— BEGIN Document section —

Change, Part 2: Change and Women’s Ordination
by Dan Appel
“Change is the only constant. What matters is whether it is the right change, at the right time, in the right way.”
Now that we have a practical model for evaluating any change that is proposed in the Church, let’s see how it works applied to a real life change that is under discussion, often heated and divisive, which is roiling Adventism around the world,, to see if the model “works” in the real world.
With this model we have a basis for determining if a given change is good or bad, what is essential and what is not. We can agree on what constitutes the essentials and what should never change and what can and should be changed for the good of the body of Christ, the comfort of his people or our effectiveness in reaching others. And with this model we have a basis for determining if a given change is good or bad and what is essential and what is not. We can agree on what constitutes the essentials and what should never change and what can and should be changed for the good of the body of Christ, the comfort of his people or our effectiveness in reaching others. With just a little thought any proposed idea or change can be placed in the appropriate area of the chart.
What happens when we apply what we have learned to the topic of the ordination of women. Maybe the model can inform people of all persuasions how to approach the question and help us to establish common ground for understanding what the real issues are.
I know of virtually no one who would say that ordination, much less the gender of who is ordained, is one of the core values of the Seventh-day Adventist Church. It has never been. The current controversy over the ordination of women is not based on any longstanding teaching, major, minor or peripheral, of the Church. In fact, one searches in vain for a published stand on the subject by the Church until the 1960s – unless it would be the results of the several studies commissioned to study the subject at various of the earlier stages of our history and which, when they recommended that women be ordained, or at least allowed to be ordained, were “deep sixed” or shelved and never heard of again until the recent resurgence of interest in the subject. As a matter of ecclesiological practice in our church It is at best a recent addition by some without any historical precedent who are looking, stretching some would say, for some way to impose their will on the church.

— END Document section —
— BEGIN Stored rows —

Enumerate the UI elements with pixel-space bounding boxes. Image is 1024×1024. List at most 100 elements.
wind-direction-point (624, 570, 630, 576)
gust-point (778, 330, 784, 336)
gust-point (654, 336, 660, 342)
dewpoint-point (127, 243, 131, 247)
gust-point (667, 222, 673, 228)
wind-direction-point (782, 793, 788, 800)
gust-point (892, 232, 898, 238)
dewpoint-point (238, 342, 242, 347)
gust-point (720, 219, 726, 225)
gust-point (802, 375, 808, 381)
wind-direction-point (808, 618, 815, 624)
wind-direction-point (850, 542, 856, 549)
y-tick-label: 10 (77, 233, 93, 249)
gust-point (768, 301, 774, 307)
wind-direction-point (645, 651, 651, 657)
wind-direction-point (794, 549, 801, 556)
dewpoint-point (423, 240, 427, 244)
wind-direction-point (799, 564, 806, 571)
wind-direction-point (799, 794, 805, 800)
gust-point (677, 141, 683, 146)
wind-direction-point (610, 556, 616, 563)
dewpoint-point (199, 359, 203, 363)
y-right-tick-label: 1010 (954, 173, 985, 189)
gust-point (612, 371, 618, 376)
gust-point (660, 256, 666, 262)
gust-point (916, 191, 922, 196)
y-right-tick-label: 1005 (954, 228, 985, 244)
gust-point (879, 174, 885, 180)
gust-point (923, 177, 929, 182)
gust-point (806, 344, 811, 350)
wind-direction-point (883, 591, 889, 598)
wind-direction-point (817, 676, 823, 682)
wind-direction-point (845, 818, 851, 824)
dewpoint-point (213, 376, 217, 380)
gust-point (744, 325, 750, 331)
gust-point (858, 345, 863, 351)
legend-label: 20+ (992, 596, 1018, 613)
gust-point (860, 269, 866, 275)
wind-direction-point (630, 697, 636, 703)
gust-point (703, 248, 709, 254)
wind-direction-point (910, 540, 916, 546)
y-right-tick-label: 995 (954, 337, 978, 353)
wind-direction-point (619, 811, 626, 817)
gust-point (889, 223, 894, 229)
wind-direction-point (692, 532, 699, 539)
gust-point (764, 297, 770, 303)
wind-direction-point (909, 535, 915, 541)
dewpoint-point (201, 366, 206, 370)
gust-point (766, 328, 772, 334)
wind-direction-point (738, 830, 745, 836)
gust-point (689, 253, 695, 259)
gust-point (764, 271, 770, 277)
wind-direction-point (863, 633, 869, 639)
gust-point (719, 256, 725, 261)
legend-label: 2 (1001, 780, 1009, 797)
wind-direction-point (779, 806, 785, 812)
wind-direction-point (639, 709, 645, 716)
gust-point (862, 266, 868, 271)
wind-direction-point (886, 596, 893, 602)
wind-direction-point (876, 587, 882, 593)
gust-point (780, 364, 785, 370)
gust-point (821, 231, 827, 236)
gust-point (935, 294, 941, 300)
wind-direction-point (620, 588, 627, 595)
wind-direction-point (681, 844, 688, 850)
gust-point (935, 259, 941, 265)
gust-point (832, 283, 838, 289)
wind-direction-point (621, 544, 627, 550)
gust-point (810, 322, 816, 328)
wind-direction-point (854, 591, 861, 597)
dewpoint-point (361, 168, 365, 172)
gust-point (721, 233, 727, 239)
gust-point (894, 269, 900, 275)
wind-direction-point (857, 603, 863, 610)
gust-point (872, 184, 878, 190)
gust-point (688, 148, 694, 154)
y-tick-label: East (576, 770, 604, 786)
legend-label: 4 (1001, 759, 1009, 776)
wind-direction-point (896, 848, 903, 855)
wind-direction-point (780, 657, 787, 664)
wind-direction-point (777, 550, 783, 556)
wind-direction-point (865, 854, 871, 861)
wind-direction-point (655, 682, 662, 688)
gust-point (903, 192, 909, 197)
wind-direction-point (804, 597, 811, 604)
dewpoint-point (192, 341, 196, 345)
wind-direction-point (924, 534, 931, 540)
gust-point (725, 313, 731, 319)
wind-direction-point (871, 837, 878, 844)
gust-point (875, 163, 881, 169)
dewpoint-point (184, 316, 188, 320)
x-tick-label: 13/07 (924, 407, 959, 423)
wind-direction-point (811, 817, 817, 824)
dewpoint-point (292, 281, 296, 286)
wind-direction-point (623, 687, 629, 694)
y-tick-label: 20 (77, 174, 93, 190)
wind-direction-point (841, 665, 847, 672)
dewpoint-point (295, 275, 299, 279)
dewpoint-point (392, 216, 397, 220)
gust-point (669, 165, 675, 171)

— END Stored rows —

Short exercise:
Answer these questions from the article on change and women's ordination above:
1. Who is named as the author?
2. Until which decade does the article say one searches in vain for a published Church stand on the subject?
3. According to the article, what happened to the earlier studies that recommended women be ordained?

Right answer:
1. Dan Appel.
2. The 1960s.
3. They were "deep sixed" or shelved and never heard of again until the recent resurgence of interest in the subject.